** begin STORED ROWS **
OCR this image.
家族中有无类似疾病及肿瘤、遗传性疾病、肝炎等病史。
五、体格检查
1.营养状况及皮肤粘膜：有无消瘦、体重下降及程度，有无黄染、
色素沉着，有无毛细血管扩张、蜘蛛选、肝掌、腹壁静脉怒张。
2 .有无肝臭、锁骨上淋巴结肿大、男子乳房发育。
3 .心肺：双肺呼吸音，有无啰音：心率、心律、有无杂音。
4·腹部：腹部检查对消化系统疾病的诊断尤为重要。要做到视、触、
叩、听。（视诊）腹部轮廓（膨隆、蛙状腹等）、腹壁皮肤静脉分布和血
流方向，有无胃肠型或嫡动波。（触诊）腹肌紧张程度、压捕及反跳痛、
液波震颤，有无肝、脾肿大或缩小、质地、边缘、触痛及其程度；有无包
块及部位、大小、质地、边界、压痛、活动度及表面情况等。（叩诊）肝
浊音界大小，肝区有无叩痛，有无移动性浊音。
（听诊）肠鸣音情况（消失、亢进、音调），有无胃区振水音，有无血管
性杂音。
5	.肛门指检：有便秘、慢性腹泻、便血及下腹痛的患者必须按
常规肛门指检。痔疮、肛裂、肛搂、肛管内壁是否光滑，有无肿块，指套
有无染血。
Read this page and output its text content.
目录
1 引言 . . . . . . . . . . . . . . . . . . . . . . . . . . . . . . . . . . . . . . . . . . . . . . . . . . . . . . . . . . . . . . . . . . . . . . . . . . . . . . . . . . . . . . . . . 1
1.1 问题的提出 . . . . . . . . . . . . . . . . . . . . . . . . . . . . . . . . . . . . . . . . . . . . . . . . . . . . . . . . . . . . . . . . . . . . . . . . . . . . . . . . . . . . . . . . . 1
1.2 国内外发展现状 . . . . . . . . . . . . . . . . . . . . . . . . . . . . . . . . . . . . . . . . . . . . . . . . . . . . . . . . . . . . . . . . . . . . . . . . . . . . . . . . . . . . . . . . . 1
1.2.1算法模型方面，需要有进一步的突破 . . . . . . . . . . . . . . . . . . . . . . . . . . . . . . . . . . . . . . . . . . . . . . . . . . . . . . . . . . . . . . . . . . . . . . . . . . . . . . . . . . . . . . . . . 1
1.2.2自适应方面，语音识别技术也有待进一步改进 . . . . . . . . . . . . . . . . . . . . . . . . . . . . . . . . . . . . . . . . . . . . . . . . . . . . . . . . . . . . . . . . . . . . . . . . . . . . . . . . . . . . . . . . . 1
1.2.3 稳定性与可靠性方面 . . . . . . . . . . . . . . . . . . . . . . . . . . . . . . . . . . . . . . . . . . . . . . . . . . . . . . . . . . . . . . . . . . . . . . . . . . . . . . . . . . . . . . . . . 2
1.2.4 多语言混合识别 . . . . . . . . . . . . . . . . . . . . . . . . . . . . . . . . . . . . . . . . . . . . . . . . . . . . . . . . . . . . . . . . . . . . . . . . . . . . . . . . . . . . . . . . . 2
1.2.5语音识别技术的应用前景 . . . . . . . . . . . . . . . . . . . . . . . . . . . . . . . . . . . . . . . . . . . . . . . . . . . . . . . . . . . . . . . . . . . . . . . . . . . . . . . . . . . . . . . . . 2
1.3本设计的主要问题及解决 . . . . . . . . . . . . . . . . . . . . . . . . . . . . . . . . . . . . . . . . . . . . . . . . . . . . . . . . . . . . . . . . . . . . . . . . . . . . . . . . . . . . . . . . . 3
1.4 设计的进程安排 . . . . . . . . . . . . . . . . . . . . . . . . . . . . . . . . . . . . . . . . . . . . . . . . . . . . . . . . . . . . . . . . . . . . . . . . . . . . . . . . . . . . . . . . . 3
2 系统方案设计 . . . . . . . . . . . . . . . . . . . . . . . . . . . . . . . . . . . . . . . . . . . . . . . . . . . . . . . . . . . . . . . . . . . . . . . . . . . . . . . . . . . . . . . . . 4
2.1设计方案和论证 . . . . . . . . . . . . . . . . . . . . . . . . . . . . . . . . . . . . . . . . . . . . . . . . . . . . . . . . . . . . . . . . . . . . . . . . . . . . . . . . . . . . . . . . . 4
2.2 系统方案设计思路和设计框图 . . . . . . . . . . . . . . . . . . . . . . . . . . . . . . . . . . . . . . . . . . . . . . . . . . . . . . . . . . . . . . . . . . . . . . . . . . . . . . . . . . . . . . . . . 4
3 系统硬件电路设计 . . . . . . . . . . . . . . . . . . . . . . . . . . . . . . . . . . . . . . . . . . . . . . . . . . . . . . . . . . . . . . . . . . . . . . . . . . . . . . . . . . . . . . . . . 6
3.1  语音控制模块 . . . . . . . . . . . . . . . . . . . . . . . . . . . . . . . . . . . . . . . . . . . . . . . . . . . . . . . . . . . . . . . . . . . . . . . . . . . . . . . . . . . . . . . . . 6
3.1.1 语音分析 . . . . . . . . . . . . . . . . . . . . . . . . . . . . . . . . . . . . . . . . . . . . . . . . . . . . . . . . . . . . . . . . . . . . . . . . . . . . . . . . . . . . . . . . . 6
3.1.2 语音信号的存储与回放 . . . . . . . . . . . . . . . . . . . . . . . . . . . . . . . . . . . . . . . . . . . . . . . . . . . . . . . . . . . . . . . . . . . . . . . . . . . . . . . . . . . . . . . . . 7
** end STORED ROWS **
● WRITTEN PROBLEM:
Return the number of lines that include the word "this", and nothing else.

● SOLVED PROBLEM:
2